Direction
Wherever a line below holds the word "SERVICE", copy that line.

[Records about charts and figures]

•••

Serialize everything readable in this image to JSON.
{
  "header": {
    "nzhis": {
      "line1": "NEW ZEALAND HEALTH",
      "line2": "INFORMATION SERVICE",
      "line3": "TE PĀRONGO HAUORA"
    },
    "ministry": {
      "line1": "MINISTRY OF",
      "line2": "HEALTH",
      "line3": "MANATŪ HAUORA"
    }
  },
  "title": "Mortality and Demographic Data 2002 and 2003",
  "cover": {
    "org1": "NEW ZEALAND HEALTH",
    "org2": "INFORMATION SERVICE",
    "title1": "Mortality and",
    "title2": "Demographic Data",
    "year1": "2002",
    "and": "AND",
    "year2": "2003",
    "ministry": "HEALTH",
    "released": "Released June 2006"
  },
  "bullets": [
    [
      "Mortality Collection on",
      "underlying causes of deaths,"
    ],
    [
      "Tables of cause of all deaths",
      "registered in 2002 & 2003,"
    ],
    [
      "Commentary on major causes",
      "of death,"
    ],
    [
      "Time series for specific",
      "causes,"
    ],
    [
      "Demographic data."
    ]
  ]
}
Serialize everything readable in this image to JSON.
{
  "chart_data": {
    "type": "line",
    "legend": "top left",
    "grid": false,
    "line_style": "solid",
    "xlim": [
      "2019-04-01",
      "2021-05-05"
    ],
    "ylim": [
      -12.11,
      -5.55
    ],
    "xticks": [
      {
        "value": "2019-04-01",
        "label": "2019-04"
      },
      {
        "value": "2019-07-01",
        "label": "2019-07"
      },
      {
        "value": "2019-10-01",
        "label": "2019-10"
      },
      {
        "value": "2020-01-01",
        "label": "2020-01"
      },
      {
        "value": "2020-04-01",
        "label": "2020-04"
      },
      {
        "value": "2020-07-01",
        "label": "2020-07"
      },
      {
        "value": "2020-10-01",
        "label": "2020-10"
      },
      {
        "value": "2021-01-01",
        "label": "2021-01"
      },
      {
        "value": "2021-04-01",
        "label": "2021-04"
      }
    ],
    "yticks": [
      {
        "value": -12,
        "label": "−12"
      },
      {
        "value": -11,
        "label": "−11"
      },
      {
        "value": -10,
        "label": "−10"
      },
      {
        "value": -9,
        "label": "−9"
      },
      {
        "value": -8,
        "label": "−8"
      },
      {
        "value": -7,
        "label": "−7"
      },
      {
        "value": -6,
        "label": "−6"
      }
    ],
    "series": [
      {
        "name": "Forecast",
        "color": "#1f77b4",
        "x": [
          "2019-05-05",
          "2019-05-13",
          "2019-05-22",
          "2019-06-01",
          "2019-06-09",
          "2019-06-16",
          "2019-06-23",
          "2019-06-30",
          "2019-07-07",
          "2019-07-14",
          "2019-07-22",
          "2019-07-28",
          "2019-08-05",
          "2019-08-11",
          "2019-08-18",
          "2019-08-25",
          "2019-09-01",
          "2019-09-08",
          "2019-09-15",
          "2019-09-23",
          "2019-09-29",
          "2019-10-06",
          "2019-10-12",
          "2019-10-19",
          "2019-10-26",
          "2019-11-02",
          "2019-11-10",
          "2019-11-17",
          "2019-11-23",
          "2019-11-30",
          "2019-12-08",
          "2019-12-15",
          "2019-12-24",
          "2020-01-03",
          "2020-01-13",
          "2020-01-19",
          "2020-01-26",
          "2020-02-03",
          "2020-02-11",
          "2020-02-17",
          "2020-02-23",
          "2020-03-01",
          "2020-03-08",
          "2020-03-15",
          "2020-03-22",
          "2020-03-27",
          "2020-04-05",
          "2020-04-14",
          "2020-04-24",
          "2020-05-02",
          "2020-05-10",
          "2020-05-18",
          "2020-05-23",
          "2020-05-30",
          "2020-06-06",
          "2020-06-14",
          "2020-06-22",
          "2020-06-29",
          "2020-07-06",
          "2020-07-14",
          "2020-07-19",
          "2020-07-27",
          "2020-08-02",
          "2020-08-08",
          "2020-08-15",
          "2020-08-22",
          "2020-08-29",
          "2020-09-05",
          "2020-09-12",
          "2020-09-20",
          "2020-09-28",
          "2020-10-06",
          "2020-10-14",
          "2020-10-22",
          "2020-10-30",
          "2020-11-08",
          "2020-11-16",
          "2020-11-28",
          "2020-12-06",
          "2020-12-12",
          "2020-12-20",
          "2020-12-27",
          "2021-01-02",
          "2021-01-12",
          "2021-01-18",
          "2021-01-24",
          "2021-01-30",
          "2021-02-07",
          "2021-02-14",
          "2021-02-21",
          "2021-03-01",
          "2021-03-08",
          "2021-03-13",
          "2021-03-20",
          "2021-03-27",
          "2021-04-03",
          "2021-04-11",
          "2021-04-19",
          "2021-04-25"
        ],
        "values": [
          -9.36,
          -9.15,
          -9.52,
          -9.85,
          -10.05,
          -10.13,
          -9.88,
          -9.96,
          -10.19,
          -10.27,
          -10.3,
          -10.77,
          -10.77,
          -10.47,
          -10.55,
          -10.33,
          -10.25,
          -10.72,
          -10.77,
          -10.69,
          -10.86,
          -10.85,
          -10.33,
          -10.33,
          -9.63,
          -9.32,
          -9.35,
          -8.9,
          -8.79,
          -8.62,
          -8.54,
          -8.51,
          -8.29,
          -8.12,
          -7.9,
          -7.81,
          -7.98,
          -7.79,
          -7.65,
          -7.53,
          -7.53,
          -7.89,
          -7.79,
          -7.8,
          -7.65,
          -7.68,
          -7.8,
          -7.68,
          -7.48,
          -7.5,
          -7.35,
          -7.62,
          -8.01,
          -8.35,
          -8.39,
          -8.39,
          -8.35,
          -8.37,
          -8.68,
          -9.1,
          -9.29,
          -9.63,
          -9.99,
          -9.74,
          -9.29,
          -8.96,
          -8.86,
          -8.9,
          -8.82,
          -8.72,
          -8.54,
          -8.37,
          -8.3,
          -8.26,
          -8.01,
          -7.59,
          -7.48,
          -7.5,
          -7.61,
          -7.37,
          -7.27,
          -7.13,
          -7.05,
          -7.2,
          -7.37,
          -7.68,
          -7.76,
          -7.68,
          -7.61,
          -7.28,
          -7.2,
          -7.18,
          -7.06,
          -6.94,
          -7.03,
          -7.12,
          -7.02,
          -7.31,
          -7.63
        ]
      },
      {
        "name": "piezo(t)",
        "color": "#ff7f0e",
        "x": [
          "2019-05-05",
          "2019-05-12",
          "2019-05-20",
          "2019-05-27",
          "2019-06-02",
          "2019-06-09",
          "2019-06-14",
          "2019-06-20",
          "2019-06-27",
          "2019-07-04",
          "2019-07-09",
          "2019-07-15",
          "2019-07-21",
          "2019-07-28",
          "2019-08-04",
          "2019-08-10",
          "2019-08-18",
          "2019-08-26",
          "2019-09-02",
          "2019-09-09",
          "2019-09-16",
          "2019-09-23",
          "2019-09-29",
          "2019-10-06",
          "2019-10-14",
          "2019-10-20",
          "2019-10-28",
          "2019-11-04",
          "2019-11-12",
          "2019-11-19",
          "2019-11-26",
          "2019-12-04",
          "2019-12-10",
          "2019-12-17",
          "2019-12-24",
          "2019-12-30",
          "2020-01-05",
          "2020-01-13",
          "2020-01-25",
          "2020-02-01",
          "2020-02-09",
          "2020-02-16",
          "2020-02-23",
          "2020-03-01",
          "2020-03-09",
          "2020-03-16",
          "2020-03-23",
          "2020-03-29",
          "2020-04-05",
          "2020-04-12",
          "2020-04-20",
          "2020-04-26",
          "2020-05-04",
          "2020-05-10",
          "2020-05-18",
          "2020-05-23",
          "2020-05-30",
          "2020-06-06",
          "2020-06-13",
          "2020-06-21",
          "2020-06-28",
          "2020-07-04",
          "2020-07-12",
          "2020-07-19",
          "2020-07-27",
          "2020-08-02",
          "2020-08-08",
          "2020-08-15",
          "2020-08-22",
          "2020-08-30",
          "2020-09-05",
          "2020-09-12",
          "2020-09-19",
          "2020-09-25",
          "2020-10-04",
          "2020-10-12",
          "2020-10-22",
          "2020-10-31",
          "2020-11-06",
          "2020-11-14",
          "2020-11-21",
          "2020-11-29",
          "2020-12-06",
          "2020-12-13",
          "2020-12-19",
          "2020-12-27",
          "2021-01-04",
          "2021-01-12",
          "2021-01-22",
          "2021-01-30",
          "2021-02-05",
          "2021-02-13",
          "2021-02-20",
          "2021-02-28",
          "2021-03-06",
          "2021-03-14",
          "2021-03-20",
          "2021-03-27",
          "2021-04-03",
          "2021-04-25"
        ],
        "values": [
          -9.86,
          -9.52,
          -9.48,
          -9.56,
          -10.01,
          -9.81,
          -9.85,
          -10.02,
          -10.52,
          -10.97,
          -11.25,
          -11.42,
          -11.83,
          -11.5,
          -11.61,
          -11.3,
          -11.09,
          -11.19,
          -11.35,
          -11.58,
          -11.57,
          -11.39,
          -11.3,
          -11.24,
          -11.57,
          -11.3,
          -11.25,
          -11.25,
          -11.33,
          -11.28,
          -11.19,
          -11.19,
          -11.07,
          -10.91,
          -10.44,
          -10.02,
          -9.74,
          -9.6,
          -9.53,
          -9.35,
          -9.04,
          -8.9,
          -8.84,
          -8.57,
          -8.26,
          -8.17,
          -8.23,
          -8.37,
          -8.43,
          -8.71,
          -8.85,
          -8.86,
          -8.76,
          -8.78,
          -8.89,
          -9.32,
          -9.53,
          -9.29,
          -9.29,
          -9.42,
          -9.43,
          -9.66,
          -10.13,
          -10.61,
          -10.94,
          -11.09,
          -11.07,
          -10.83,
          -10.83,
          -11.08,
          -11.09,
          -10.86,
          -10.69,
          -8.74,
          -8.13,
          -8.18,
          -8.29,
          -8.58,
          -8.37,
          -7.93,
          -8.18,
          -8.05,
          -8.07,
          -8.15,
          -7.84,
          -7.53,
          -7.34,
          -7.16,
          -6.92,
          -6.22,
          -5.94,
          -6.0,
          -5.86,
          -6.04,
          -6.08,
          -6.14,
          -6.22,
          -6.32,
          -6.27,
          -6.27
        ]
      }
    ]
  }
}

•••

Problem solution
      "line2": "INFORMATION SERVICE",
    "org2": "INFORMATION SERVICE",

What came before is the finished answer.